TO DO =>
Pull out every line below that holds the word "chromosome".

Excerpts from a dataset =>
"""

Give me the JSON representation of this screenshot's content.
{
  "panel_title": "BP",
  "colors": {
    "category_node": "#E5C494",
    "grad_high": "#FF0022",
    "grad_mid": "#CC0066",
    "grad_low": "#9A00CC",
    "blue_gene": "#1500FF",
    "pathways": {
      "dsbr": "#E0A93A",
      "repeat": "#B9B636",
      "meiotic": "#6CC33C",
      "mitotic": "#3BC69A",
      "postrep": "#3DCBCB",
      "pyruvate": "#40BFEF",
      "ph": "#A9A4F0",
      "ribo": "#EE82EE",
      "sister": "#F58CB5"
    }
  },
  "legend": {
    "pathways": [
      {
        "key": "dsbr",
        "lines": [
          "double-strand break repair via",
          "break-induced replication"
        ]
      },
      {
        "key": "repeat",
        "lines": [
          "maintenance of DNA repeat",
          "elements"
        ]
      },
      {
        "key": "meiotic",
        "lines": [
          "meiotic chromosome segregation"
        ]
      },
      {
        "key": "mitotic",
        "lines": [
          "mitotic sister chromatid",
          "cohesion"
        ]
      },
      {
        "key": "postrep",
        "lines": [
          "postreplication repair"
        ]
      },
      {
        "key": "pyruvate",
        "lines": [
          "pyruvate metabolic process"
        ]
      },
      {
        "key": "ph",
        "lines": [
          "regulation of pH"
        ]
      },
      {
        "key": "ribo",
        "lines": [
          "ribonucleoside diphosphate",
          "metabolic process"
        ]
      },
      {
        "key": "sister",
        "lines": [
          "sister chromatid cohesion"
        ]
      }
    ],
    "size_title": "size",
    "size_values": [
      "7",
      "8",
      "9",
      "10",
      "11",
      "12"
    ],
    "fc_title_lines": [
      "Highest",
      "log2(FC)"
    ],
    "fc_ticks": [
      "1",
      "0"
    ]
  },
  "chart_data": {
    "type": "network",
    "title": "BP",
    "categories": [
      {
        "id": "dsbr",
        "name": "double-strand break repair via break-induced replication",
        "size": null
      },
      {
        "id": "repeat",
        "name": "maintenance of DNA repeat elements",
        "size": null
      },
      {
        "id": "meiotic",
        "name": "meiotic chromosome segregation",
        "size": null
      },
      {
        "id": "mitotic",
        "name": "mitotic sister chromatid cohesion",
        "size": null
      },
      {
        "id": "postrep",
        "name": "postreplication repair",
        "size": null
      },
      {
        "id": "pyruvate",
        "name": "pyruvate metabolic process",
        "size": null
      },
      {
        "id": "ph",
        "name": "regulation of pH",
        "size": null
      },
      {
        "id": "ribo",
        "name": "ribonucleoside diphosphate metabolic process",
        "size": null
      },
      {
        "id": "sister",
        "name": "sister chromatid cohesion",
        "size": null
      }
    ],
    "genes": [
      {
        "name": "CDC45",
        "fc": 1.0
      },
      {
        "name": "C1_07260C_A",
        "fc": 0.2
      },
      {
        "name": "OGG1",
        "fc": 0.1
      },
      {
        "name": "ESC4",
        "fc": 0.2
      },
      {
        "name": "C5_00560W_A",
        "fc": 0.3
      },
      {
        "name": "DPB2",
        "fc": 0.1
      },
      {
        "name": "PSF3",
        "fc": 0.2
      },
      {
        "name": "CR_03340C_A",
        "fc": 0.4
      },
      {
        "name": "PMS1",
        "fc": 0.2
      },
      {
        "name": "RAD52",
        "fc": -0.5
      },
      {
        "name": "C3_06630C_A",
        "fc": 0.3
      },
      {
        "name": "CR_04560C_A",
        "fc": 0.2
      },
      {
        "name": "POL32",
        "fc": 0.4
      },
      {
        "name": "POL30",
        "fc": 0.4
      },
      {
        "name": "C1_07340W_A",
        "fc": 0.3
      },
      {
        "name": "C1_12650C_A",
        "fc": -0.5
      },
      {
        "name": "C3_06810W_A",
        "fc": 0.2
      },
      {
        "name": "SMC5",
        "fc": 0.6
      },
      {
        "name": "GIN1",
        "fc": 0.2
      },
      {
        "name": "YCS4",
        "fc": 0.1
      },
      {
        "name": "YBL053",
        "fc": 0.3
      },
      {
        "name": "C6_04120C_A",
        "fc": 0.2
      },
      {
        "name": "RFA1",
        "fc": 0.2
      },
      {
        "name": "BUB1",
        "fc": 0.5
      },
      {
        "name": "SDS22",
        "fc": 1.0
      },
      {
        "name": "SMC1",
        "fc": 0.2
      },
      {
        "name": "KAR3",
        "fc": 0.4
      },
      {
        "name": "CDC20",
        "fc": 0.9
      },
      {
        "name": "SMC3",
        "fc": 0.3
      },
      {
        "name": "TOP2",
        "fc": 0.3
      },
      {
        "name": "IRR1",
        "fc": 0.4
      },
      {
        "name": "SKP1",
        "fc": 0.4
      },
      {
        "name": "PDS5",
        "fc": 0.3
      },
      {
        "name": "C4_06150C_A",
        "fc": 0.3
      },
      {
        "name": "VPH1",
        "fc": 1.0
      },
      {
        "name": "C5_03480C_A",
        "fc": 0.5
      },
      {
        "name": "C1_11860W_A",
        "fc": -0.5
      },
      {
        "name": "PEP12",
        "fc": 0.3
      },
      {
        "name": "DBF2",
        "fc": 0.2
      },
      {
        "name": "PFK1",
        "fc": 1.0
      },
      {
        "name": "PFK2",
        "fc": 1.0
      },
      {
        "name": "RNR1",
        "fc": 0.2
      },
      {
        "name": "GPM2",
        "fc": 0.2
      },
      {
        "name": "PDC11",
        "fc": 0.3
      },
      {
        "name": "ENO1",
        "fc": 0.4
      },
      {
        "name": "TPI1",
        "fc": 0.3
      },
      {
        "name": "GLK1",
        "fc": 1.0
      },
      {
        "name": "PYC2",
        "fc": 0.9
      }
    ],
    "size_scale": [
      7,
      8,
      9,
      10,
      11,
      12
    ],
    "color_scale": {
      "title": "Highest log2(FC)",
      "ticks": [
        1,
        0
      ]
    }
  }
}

"""

TASK RESULT =>
          "meiotic chromosome segregation"
        "name": "meiotic chromosome segregation",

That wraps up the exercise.